Task requirements ▸ Find the lines that hold the word "this" and return them.

[START Data to process]

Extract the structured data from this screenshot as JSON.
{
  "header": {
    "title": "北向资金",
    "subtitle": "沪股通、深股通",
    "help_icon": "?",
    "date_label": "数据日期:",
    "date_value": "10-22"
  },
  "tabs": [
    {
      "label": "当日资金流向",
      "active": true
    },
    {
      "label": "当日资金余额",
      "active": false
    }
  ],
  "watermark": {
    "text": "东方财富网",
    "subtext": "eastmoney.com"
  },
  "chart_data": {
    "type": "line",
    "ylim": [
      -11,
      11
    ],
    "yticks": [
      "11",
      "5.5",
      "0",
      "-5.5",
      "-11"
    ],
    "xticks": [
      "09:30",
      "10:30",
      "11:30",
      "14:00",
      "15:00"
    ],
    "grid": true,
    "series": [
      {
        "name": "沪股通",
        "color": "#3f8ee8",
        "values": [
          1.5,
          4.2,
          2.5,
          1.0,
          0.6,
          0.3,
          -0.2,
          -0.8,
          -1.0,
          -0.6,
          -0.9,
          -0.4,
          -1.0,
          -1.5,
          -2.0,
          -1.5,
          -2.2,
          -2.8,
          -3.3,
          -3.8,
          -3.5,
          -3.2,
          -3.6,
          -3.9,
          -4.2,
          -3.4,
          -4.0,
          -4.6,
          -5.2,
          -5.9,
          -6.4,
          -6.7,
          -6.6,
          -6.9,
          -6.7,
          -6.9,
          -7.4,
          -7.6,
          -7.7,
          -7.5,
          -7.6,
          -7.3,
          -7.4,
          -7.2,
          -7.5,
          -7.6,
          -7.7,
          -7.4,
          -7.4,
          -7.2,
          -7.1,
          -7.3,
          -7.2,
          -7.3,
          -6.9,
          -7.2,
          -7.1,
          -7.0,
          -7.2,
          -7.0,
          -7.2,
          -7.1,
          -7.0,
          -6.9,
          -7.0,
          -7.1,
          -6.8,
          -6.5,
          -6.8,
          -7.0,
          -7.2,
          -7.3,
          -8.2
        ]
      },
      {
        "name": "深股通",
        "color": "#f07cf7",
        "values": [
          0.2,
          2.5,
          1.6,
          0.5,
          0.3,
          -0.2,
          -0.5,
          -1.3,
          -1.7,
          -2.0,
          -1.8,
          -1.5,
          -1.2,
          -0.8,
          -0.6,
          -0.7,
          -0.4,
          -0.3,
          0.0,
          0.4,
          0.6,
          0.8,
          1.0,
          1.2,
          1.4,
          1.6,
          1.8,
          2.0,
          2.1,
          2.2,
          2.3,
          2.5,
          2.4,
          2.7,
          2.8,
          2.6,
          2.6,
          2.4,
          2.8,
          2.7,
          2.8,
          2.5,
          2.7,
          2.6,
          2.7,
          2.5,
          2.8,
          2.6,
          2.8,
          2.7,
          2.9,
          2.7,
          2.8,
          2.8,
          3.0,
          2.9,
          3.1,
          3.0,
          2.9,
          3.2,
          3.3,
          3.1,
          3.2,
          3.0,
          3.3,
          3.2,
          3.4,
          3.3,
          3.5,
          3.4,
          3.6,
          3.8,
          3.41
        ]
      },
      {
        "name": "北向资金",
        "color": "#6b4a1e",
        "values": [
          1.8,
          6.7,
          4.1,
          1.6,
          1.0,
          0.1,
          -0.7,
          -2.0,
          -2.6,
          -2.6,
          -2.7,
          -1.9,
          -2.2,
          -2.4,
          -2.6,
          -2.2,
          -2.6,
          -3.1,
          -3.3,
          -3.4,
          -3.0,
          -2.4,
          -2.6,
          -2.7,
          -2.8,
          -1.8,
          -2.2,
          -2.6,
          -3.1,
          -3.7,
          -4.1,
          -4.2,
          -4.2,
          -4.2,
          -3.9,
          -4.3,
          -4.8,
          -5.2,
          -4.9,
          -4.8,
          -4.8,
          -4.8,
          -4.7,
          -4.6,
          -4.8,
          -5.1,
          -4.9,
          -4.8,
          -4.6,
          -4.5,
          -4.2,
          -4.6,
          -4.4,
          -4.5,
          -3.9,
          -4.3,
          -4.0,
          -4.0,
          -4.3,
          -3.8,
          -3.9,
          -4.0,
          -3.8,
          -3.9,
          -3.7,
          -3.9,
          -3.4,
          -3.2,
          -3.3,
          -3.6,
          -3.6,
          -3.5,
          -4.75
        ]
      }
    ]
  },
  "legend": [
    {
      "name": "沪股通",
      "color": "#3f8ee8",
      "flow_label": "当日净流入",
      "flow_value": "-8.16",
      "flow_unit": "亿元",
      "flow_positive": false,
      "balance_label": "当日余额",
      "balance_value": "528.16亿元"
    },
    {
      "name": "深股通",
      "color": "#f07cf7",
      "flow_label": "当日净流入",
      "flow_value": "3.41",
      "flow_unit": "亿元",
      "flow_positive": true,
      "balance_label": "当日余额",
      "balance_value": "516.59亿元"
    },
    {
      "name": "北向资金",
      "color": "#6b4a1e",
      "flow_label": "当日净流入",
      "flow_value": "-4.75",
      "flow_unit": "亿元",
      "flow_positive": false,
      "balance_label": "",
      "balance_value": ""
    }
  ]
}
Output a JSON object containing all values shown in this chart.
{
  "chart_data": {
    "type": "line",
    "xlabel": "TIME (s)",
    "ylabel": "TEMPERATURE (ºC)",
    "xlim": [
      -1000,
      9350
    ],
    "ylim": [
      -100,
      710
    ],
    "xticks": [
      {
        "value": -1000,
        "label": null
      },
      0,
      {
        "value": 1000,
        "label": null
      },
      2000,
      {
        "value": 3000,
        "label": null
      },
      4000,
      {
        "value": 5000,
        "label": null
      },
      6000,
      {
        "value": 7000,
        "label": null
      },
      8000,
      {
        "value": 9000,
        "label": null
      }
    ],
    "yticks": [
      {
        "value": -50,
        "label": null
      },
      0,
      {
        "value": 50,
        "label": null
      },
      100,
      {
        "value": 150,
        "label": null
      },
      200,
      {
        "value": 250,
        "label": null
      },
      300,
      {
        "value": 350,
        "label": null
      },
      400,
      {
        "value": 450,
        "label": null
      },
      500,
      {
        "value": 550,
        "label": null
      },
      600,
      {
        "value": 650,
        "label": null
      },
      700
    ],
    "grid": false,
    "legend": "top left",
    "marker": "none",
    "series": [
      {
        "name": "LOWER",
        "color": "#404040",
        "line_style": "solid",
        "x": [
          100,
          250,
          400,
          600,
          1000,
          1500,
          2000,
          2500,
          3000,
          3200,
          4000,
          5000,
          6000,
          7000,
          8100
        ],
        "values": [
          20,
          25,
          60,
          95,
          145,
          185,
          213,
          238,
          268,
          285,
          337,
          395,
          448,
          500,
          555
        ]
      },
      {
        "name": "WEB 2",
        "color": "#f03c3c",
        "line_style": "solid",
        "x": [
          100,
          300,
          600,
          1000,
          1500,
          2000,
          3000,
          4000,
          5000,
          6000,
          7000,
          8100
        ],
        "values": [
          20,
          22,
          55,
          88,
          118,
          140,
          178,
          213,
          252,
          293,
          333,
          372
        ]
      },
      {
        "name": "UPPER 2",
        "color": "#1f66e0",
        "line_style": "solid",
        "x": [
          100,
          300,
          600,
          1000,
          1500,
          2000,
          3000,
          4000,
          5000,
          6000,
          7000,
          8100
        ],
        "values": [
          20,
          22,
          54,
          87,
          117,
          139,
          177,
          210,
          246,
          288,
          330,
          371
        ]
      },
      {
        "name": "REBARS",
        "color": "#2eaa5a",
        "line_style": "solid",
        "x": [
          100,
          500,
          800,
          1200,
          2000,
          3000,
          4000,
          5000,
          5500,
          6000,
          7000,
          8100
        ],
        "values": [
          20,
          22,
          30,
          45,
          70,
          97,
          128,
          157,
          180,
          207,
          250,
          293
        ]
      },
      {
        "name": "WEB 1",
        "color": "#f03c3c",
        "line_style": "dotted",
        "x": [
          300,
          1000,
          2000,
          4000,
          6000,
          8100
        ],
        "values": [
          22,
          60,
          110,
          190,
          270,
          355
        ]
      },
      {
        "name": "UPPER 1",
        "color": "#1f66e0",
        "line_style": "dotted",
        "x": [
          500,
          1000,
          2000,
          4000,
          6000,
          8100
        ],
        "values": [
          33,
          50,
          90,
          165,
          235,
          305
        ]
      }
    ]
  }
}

[END Data to process]

Result of the exercise ▸
Extract the structured data from this screenshot as JSON.
Output a JSON object containing all values shown in this chart.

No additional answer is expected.